> **WORK INSTRUCTIONS**
Return the entries verbatim and drop every picture.

[Begin STORED ROWS]

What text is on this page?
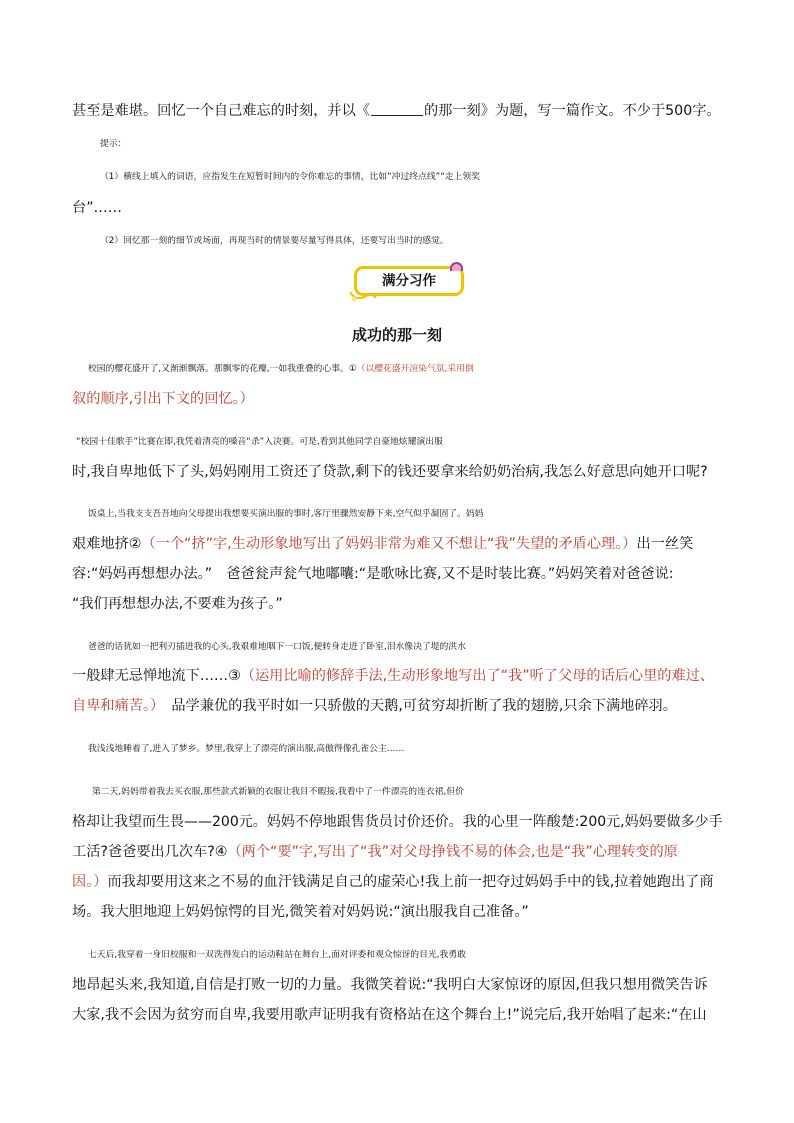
甚至是难堪。回忆一个自己难忘的时刻，并以《	的那一刻》为题，写一篇作文。不少于500字。
提示：
（1）横线上填入的词语，应指发生在短暂时间内的令你难忘的事情，比如“冲过终点线”“走上领奖
台”……
（2）回忆那一刻的细节或场面，再现当时的情景要尽量写得具体，还要写出当时的感觉。
满分习作
成功的那一刻
校园的樱花盛开了,又渐渐飘落。那飘零的花瓣,一如我重叠的心事。①（以樱花盛开渲染气氛,采用倒
叙的顺序,引出下文的回忆。）
“校园十佳歌手”比赛在即,我凭着清亮的嗓音“杀”入决赛。可是,看到其他同学自豪地炫耀演出服
时,我自卑地低下了头,妈妈刚用工资还了贷款,剩下的钱还要拿来给奶奶治病,我怎么好意思向她开口呢?
饭桌上,当我支支吾吾地向父母提出我想要买演出服的事时,客厅里骤然安静下来,空气似乎凝固了。妈妈
艰难地挤②（一个“挤”字,生动形象地写出了妈妈非常为难又不想让“我”失望的矛盾心理。）出一丝笑
容:“妈妈再想想办法。”　爸爸瓮声瓮气地嘟囔:“是歌咏比赛,又不是时装比赛。”妈妈笑着对爸爸说:
“我们再想想办法,不要难为孩子。”
爸爸的话犹如一把利刃插进我的心头,我艰难地咽下一口饭,便转身走进了卧室,泪水像决了堤的洪水
一般肆无忌惮地流下……③（运用比喻的修辞手法,生动形象地写出了“我”听了父母的话后心里的难过、
自卑和痛苦。）　品学兼优的我平时如一只骄傲的天鹅,可贫穷却折断了我的翅膀,只余下满地碎羽。
我浅浅地睡着了,进入了梦乡。梦里,我穿上了漂亮的演出服,高傲得像孔雀公主……
第二天,妈妈带着我去买衣服,那些款式新颖的衣服让我目不暇接,我看中了一件漂亮的连衣裙,但价
格却让我望而生畏——200元。妈妈不停地跟售货员讨价还价。我的心里一阵酸楚:200元,妈妈要做多少手
工活?爸爸要出几次车?④（两个“要”字,写出了“我”对父母挣钱不易的体会,也是“我”心理转变的原
因。）而我却要用这来之不易的血汗钱满足自己的虚荣心!我上前一把夺过妈妈手中的钱,拉着她跑出了商
场。我大胆地迎上妈妈惊愕的目光,微笑着对妈妈说:“演出服我自己准备。”
七天后,我穿着一身旧校服和一双洗得发白的运动鞋站在舞台上,面对评委和观众惊讶的目光,我勇敢
地昂起头来,我知道,自信是打败一切的力量。我微笑着说:“我明白大家惊讶的原因,但我只想用微笑告诉
大家,我不会因为贫穷而自卑,我要用歌声证明我有资格站在这个舞台上!”说完后,我开始唱了起来:“在山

[End STORED ROWS]

> **EXPECTED OUTPUT**
What text is on this page?
甚至是难堪。回忆一个自己难忘的时刻，并以《	的那一刻》为题，写一篇作文。不少于500字。
提示：
（1）横线上填入的词语，应指发生在短暂时间内的令你难忘的事情，比如“冲过终点线”“走上领奖
台”……
（2）回忆那一刻的细节或场面，再现当时的情景要尽量写得具体，还要写出当时的感觉。
满分习作
成功的那一刻
校园的樱花盛开了,又渐渐飘落。那飘零的花瓣,一如我重叠的心事。①（以樱花盛开渲染气氛,采用倒
叙的顺序,引出下文的回忆。）
“校园十佳歌手”比赛在即,我凭着清亮的嗓音“杀”入决赛。可是,看到其他同学自豪地炫耀演出服
时,我自卑地低下了头,妈妈刚用工资还了贷款,剩下的钱还要拿来给奶奶治病,我怎么好意思向她开口呢?
饭桌上,当我支支吾吾地向父母提出我想要买演出服的事时,客厅里骤然安静下来,空气似乎凝固了。妈妈
艰难地挤②（一个“挤”字,生动形象地写出了妈妈非常为难又不想让“我”失望的矛盾心理。）出一丝笑
容:“妈妈再想想办法。”　爸爸瓮声瓮气地嘟囔:“是歌咏比赛,又不是时装比赛。”妈妈笑着对爸爸说:
“我们再想想办法,不要难为孩子。”
爸爸的话犹如一把利刃插进我的心头,我艰难地咽下一口饭,便转身走进了卧室,泪水像决了堤的洪水
一般肆无忌惮地流下……③（运用比喻的修辞手法,生动形象地写出了“我”听了父母的话后心里的难过、
自卑和痛苦。）　品学兼优的我平时如一只骄傲的天鹅,可贫穷却折断了我的翅膀,只余下满地碎羽。
我浅浅地睡着了,进入了梦乡。梦里,我穿上了漂亮的演出服,高傲得像孔雀公主……
第二天,妈妈带着我去买衣服,那些款式新颖的衣服让我目不暇接,我看中了一件漂亮的连衣裙,但价
格却让我望而生畏——200元。妈妈不停地跟售货员讨价还价。我的心里一阵酸楚:200元,妈妈要做多少手
工活?爸爸要出几次车?④（两个“要”字,写出了“我”对父母挣钱不易的体会,也是“我”心理转变的原
因。）而我却要用这来之不易的血汗钱满足自己的虚荣心!我上前一把夺过妈妈手中的钱,拉着她跑出了商
场。我大胆地迎上妈妈惊愕的目光,微笑着对妈妈说:“演出服我自己准备。”
七天后,我穿着一身旧校服和一双洗得发白的运动鞋站在舞台上,面对评委和观众惊讶的目光,我勇敢
地昂起头来,我知道,自信是打败一切的力量。我微笑着说:“我明白大家惊讶的原因,但我只想用微笑告诉
大家,我不会因为贫穷而自卑,我要用歌声证明我有资格站在这个舞台上!”说完后,我开始唱了起来:“在山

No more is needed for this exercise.